## [Information provided]
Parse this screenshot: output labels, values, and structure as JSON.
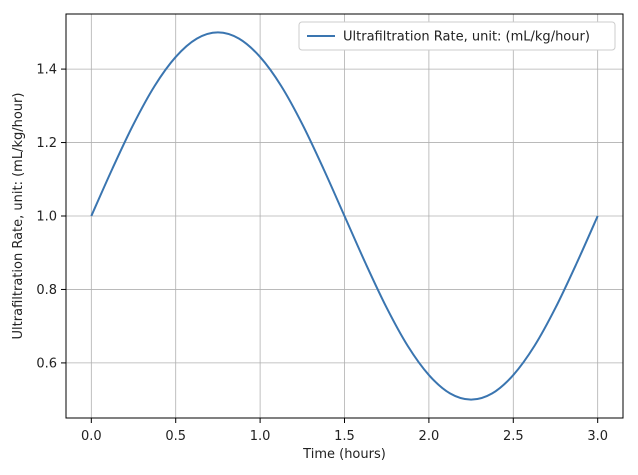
{
  "chart_data": {
    "type": "line",
    "title": "",
    "xlabel": "Time (hours)",
    "ylabel": "Ultrafiltration Rate, unit: (mL/kg/hour)",
    "xlim": [
      -0.15,
      3.15
    ],
    "ylim": [
      0.45,
      1.55
    ],
    "grid": true,
    "legend_position": "top-right",
    "x_ticks": [
      0.0,
      0.5,
      1.0,
      1.5,
      2.0,
      2.5,
      3.0
    ],
    "x_tick_labels": [
      "0.0",
      "0.5",
      "1.0",
      "1.5",
      "2.0",
      "2.5",
      "3.0"
    ],
    "y_ticks": [
      0.6,
      0.8,
      1.0,
      1.2,
      1.4
    ],
    "y_tick_labels": [
      "0.6",
      "0.8",
      "1.0",
      "1.2",
      "1.4"
    ],
    "series": [
      {
        "name": "Ultrafiltration Rate, unit: (mL/kg/hour)",
        "color": "#3a75b0",
        "x": [
          0.0,
          0.125,
          0.25,
          0.375,
          0.5,
          0.625,
          0.75,
          0.875,
          1.0,
          1.125,
          1.25,
          1.375,
          1.5,
          1.625,
          1.75,
          1.875,
          2.0,
          2.125,
          2.25,
          2.375,
          2.5,
          2.625,
          2.75,
          2.875,
          3.0
        ],
        "y": [
          1.0,
          1.129,
          1.25,
          1.354,
          1.433,
          1.483,
          1.5,
          1.483,
          1.433,
          1.354,
          1.25,
          1.129,
          1.0,
          0.871,
          0.75,
          0.646,
          0.567,
          0.517,
          0.5,
          0.517,
          0.567,
          0.646,
          0.75,
          0.871,
          1.0
        ]
      }
    ]
  }
}
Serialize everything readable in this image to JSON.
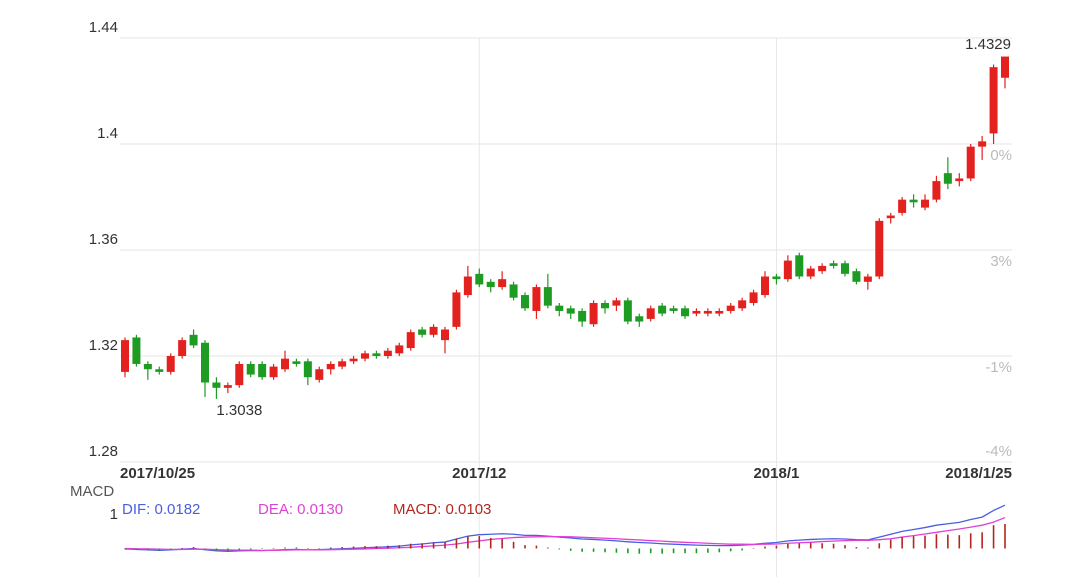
{
  "chart_data": [
    {
      "type": "candlestick",
      "categories": [
        "2017/10/25",
        null,
        null,
        null,
        null,
        null,
        null,
        null,
        null,
        null,
        null,
        null,
        null,
        null,
        null,
        null,
        null,
        null,
        null,
        null,
        null,
        null,
        null,
        null,
        null,
        null,
        null,
        null,
        null,
        null,
        null,
        "2017/12",
        null,
        null,
        null,
        null,
        null,
        null,
        null,
        null,
        null,
        null,
        null,
        null,
        null,
        null,
        null,
        null,
        null,
        null,
        null,
        null,
        null,
        null,
        null,
        null,
        null,
        "2018/1",
        null,
        null,
        null,
        null,
        null,
        null,
        null,
        null,
        null,
        null,
        null,
        null,
        null,
        null,
        null,
        null,
        null,
        null,
        null,
        "2018/1/25"
      ],
      "open": [
        1.314,
        1.327,
        1.317,
        1.315,
        1.314,
        1.32,
        1.328,
        1.325,
        1.31,
        1.308,
        1.309,
        1.317,
        1.317,
        1.312,
        1.315,
        1.318,
        1.318,
        1.311,
        1.315,
        1.316,
        1.318,
        1.319,
        1.321,
        1.32,
        1.321,
        1.323,
        1.33,
        1.328,
        1.326,
        1.331,
        1.343,
        1.351,
        1.348,
        1.346,
        1.347,
        1.343,
        1.337,
        1.346,
        1.339,
        1.338,
        1.337,
        1.332,
        1.34,
        1.339,
        1.341,
        1.335,
        1.334,
        1.339,
        1.338,
        1.338,
        1.336,
        1.336,
        1.336,
        1.337,
        1.338,
        1.34,
        1.343,
        1.35,
        1.349,
        1.358,
        1.35,
        1.352,
        1.355,
        1.355,
        1.352,
        1.348,
        1.35,
        1.372,
        1.374,
        1.379,
        1.376,
        1.379,
        1.389,
        1.386,
        1.387,
        1.399,
        1.404,
        1.425
      ],
      "high": [
        1.327,
        1.328,
        1.318,
        1.316,
        1.321,
        1.327,
        1.33,
        1.326,
        1.312,
        1.31,
        1.318,
        1.318,
        1.318,
        1.317,
        1.322,
        1.319,
        1.319,
        1.316,
        1.318,
        1.319,
        1.32,
        1.322,
        1.322,
        1.323,
        1.325,
        1.33,
        1.331,
        1.332,
        1.331,
        1.345,
        1.354,
        1.353,
        1.349,
        1.352,
        1.348,
        1.344,
        1.347,
        1.351,
        1.34,
        1.339,
        1.338,
        1.341,
        1.341,
        1.342,
        1.342,
        1.336,
        1.339,
        1.34,
        1.339,
        1.339,
        1.338,
        1.338,
        1.338,
        1.34,
        1.342,
        1.345,
        1.352,
        1.351,
        1.358,
        1.359,
        1.354,
        1.355,
        1.356,
        1.356,
        1.353,
        1.351,
        1.372,
        1.374,
        1.38,
        1.381,
        1.381,
        1.388,
        1.395,
        1.389,
        1.4,
        1.403,
        1.43,
        1.4329
      ],
      "low": [
        1.312,
        1.316,
        1.311,
        1.313,
        1.313,
        1.319,
        1.323,
        1.3045,
        1.3038,
        1.306,
        1.308,
        1.312,
        1.311,
        1.311,
        1.314,
        1.316,
        1.309,
        1.31,
        1.313,
        1.315,
        1.317,
        1.318,
        1.319,
        1.319,
        1.32,
        1.322,
        1.327,
        1.327,
        1.321,
        1.33,
        1.342,
        1.346,
        1.344,
        1.345,
        1.341,
        1.337,
        1.334,
        1.338,
        1.335,
        1.334,
        1.331,
        1.331,
        1.336,
        1.337,
        1.332,
        1.331,
        1.333,
        1.335,
        1.336,
        1.334,
        1.335,
        1.335,
        1.335,
        1.336,
        1.337,
        1.339,
        1.342,
        1.347,
        1.348,
        1.349,
        1.349,
        1.351,
        1.353,
        1.35,
        1.347,
        1.345,
        1.349,
        1.37,
        1.373,
        1.376,
        1.375,
        1.378,
        1.383,
        1.384,
        1.386,
        1.394,
        1.4,
        1.421
      ],
      "close": [
        1.326,
        1.317,
        1.315,
        1.314,
        1.32,
        1.326,
        1.324,
        1.31,
        1.308,
        1.309,
        1.317,
        1.313,
        1.312,
        1.316,
        1.319,
        1.317,
        1.312,
        1.315,
        1.317,
        1.318,
        1.319,
        1.321,
        1.32,
        1.322,
        1.324,
        1.329,
        1.328,
        1.331,
        1.33,
        1.344,
        1.35,
        1.347,
        1.346,
        1.349,
        1.342,
        1.338,
        1.346,
        1.339,
        1.337,
        1.336,
        1.333,
        1.34,
        1.338,
        1.341,
        1.333,
        1.333,
        1.338,
        1.336,
        1.337,
        1.335,
        1.337,
        1.337,
        1.337,
        1.339,
        1.341,
        1.344,
        1.35,
        1.349,
        1.356,
        1.35,
        1.353,
        1.354,
        1.354,
        1.351,
        1.348,
        1.35,
        1.371,
        1.373,
        1.379,
        1.378,
        1.379,
        1.386,
        1.385,
        1.387,
        1.399,
        1.401,
        1.429,
        1.433
      ],
      "up_color": "#e3211e",
      "down_color": "#1e9b22",
      "ylim": [
        1.28,
        1.44
      ],
      "yticks": [
        1.28,
        1.32,
        1.36,
        1.4,
        1.44
      ],
      "right_labels": [
        "-4%",
        "-1%",
        "3%",
        "0%"
      ],
      "high_label": "1.4329",
      "low_label": "1.3038",
      "grid": true
    },
    {
      "type": "macd",
      "ylabel": "MACD",
      "axis_note": "1",
      "ylim": [
        -0.012,
        0.0225
      ],
      "series": [
        {
          "name": "DIF: 0.0182",
          "color": "#4a5fe0",
          "kind": "line",
          "values": [
            -0.0002,
            -0.0004,
            -0.0006,
            -0.0008,
            -0.0006,
            -0.0003,
            0.0,
            -0.0005,
            -0.001,
            -0.0012,
            -0.001,
            -0.0009,
            -0.0009,
            -0.0007,
            -0.0005,
            -0.0004,
            -0.0006,
            -0.0005,
            -0.0003,
            -0.0001,
            0.0001,
            0.0003,
            0.0005,
            0.0007,
            0.001,
            0.0015,
            0.0019,
            0.0024,
            0.0027,
            0.004,
            0.0052,
            0.0058,
            0.006,
            0.0062,
            0.006,
            0.0055,
            0.0055,
            0.0052,
            0.0048,
            0.0044,
            0.004,
            0.0038,
            0.0035,
            0.0032,
            0.0028,
            0.0025,
            0.0023,
            0.002,
            0.0018,
            0.0016,
            0.0014,
            0.0013,
            0.0012,
            0.0012,
            0.0014,
            0.0017,
            0.0022,
            0.0025,
            0.0032,
            0.0035,
            0.0038,
            0.004,
            0.0041,
            0.004,
            0.0037,
            0.0036,
            0.0048,
            0.006,
            0.0072,
            0.008,
            0.0088,
            0.0098,
            0.0104,
            0.011,
            0.0122,
            0.0132,
            0.016,
            0.0182
          ]
        },
        {
          "name": "DEA: 0.0130",
          "color": "#e040d8",
          "kind": "line",
          "values": [
            0.0,
            -0.0001,
            -0.0002,
            -0.0003,
            -0.0004,
            -0.0004,
            -0.0003,
            -0.0003,
            -0.0005,
            -0.0006,
            -0.0007,
            -0.0007,
            -0.0008,
            -0.0008,
            -0.0007,
            -0.0006,
            -0.0006,
            -0.0006,
            -0.0005,
            -0.0004,
            -0.0003,
            -0.0002,
            0.0,
            0.0001,
            0.0003,
            0.0005,
            0.0008,
            0.0011,
            0.0014,
            0.0019,
            0.0026,
            0.0032,
            0.0038,
            0.0042,
            0.0046,
            0.0048,
            0.0049,
            0.005,
            0.005,
            0.0049,
            0.0047,
            0.0045,
            0.0043,
            0.0041,
            0.0038,
            0.0036,
            0.0033,
            0.0031,
            0.0028,
            0.0026,
            0.0024,
            0.0022,
            0.002,
            0.0018,
            0.0018,
            0.0017,
            0.0018,
            0.0019,
            0.0022,
            0.0024,
            0.0026,
            0.0029,
            0.0031,
            0.0033,
            0.0034,
            0.0034,
            0.0037,
            0.0041,
            0.0048,
            0.0054,
            0.0061,
            0.0068,
            0.0075,
            0.0082,
            0.009,
            0.0098,
            0.0111,
            0.013
          ]
        },
        {
          "name": "MACD: 0.0103",
          "color": "#b3261e",
          "kind": "bar",
          "down_color": "#1e9b22",
          "values": [
            -0.0004,
            -0.0006,
            -0.0008,
            -0.001,
            -0.0004,
            0.0002,
            0.0006,
            -0.0004,
            -0.001,
            -0.0012,
            -0.0006,
            -0.0004,
            -0.0002,
            0.0002,
            0.0004,
            0.0004,
            0.0,
            0.0002,
            0.0004,
            0.0006,
            0.0008,
            0.001,
            0.001,
            0.0012,
            0.0014,
            0.002,
            0.0022,
            0.0026,
            0.0026,
            0.0042,
            0.0052,
            0.0052,
            0.0044,
            0.004,
            0.0028,
            0.0014,
            0.0012,
            0.0004,
            -0.0004,
            -0.001,
            -0.0014,
            -0.0014,
            -0.0016,
            -0.0018,
            -0.002,
            -0.0022,
            -0.002,
            -0.0022,
            -0.002,
            -0.002,
            -0.002,
            -0.0018,
            -0.0016,
            -0.0012,
            -0.0008,
            0.0,
            0.0008,
            0.0012,
            0.002,
            0.0022,
            0.0024,
            0.0022,
            0.002,
            0.0014,
            0.0006,
            0.0004,
            0.0022,
            0.0038,
            0.0048,
            0.0052,
            0.0054,
            0.006,
            0.0058,
            0.0056,
            0.0064,
            0.0068,
            0.0098,
            0.0103
          ]
        }
      ]
    }
  ]
}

## [Aim]
Gather up the lines containing the word "Rate" from these records and copy them.

## [Written response]
    "ylabel": "Ultrafiltration Rate, unit: (mL/kg/hour)",
        "name": "Ultrafiltration Rate, unit: (mL/kg/hour)",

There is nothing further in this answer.